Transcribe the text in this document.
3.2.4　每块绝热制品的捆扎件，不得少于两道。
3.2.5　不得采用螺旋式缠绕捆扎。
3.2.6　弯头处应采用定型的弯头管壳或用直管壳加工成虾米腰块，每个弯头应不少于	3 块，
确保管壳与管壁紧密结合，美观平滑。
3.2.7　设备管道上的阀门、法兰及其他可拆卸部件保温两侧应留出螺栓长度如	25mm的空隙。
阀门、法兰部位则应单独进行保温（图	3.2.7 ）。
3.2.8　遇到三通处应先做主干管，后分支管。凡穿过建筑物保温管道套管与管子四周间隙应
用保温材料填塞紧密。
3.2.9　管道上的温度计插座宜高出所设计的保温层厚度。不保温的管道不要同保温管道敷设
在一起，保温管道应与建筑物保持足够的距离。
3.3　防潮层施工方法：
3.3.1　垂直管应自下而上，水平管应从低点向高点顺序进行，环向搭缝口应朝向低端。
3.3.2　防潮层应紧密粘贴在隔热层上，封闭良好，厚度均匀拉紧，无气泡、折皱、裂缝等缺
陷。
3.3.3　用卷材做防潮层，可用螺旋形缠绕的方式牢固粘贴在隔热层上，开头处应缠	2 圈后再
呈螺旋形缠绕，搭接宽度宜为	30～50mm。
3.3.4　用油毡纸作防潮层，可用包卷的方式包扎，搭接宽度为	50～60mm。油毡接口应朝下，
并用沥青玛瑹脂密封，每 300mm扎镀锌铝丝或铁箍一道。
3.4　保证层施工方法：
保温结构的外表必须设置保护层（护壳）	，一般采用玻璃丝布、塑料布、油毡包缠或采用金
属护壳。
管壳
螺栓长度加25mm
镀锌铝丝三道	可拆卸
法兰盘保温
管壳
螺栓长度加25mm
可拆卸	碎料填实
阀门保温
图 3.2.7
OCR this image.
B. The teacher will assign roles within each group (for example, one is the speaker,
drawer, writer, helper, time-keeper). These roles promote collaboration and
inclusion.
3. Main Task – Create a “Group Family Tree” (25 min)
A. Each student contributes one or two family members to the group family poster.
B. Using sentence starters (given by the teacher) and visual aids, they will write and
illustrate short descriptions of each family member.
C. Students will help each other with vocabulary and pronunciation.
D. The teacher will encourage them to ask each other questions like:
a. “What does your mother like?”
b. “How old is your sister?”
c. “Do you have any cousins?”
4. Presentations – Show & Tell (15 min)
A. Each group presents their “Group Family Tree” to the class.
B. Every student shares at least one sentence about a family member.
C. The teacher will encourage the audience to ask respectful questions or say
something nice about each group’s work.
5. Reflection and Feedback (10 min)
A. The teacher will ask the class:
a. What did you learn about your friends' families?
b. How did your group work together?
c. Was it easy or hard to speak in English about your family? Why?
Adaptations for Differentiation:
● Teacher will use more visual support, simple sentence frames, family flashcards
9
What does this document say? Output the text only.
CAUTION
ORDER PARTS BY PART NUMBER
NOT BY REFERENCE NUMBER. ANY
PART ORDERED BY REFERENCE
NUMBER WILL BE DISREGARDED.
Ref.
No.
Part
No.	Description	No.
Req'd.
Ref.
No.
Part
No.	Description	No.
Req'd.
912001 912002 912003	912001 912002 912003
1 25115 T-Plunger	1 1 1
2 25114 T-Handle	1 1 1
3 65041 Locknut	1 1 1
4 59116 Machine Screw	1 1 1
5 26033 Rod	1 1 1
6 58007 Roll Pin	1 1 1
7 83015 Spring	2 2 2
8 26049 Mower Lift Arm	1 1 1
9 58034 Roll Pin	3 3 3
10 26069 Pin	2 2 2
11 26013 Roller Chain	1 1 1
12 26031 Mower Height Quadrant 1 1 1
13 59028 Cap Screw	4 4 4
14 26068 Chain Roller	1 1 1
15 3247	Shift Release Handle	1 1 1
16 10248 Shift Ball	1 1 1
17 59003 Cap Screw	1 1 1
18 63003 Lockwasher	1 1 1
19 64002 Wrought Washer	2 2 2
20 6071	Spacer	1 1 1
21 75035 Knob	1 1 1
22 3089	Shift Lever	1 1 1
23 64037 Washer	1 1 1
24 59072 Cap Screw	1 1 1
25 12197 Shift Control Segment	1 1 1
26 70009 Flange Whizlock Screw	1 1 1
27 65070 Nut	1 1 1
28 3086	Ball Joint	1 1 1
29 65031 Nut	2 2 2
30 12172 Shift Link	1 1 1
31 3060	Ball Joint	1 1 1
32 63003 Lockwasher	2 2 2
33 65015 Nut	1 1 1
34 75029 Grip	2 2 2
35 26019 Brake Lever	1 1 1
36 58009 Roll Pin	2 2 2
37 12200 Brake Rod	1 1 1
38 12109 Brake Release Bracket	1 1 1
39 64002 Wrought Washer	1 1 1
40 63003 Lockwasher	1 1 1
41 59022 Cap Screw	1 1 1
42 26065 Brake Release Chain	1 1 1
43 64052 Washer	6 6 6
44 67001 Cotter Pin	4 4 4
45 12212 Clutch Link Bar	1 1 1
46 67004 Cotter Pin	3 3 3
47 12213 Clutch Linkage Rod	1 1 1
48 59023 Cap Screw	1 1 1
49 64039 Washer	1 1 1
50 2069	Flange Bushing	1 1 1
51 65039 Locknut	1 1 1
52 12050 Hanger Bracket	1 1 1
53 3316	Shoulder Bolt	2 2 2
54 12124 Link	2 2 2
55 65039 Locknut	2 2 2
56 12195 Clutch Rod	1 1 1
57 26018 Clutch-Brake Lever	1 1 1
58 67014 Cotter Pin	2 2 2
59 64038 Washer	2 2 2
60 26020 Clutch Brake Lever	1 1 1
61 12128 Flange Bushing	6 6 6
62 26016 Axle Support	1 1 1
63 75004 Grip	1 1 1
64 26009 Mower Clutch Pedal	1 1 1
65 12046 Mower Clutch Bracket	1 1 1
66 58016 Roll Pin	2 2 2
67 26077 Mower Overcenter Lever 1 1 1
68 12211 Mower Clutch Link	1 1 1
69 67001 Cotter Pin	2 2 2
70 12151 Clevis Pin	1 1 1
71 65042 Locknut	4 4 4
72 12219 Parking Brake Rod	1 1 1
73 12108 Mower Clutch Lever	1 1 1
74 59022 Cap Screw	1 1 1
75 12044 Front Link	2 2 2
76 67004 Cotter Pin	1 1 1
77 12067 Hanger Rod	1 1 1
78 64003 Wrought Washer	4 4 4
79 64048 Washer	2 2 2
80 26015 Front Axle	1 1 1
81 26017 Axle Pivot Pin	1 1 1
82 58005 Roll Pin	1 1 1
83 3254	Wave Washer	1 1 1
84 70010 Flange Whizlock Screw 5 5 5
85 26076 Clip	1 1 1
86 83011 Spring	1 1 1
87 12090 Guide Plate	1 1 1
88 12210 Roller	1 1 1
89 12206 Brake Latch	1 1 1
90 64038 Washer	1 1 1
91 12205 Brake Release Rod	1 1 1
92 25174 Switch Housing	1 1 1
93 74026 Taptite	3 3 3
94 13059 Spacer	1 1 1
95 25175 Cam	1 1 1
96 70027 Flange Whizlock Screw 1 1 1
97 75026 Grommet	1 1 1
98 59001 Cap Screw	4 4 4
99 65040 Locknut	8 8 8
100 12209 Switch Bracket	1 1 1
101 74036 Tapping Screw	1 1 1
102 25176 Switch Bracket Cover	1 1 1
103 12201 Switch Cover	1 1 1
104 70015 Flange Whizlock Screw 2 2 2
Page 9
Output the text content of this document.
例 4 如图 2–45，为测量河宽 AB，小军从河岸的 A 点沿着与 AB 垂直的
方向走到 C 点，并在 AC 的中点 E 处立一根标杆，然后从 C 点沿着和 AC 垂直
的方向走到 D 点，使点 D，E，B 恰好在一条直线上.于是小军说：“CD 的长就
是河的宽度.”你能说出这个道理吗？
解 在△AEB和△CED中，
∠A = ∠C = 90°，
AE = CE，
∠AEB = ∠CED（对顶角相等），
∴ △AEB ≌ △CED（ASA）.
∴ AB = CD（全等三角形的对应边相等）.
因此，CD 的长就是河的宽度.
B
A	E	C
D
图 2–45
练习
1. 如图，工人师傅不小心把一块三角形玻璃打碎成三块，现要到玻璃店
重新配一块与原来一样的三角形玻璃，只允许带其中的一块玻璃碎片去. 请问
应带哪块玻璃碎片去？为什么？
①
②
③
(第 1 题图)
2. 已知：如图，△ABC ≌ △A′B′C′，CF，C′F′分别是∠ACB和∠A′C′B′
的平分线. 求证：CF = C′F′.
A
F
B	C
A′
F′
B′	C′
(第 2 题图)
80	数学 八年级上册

● ● ● ● ●

## Exercise:
Pick out each line in the material containing "What".

## Exercise solution:
a. “What does your mother like?”
a. What did you learn about your friends' families?
What does this document say? Output the text only.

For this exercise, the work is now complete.